Aim -> Retype everything in the listing, leaving each line exactly as it is.

Data shown ->
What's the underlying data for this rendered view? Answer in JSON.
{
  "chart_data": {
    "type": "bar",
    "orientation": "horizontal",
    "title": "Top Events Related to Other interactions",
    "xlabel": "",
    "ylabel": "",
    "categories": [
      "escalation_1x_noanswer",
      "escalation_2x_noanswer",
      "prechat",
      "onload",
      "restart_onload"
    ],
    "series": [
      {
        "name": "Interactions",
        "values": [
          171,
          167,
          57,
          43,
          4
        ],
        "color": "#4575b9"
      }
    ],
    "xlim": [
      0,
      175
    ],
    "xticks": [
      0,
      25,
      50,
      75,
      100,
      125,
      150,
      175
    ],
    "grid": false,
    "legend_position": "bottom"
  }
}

Written solution ->
What's the underlying data for this rendered view? Answer in JSON.
{
  "chart_data": {
    "type": "bar",
    "orientation": "horizontal",
    "title": "Top Events Related to Other interactions",
    "xlabel": "",
    "ylabel": "",
    "categories": [
      "escalation_1x_noanswer",
      "escalation_2x_noanswer",
      "prechat",
      "onload",
      "restart_onload"
    ],
    "series": [
      {
        "name": "Interactions",
        "values": [
          171,
          167,
          57,
          43,
          4
        ],
        "color": "#4575b9"
      }
    ],
    "xlim": [
      0,
      175
    ],
    "xticks": [
      0,
      25,
      50,
      75,
      100,
      125,
      150,
      175
    ],
    "grid": false,
    "legend_position": "bottom"
  }
}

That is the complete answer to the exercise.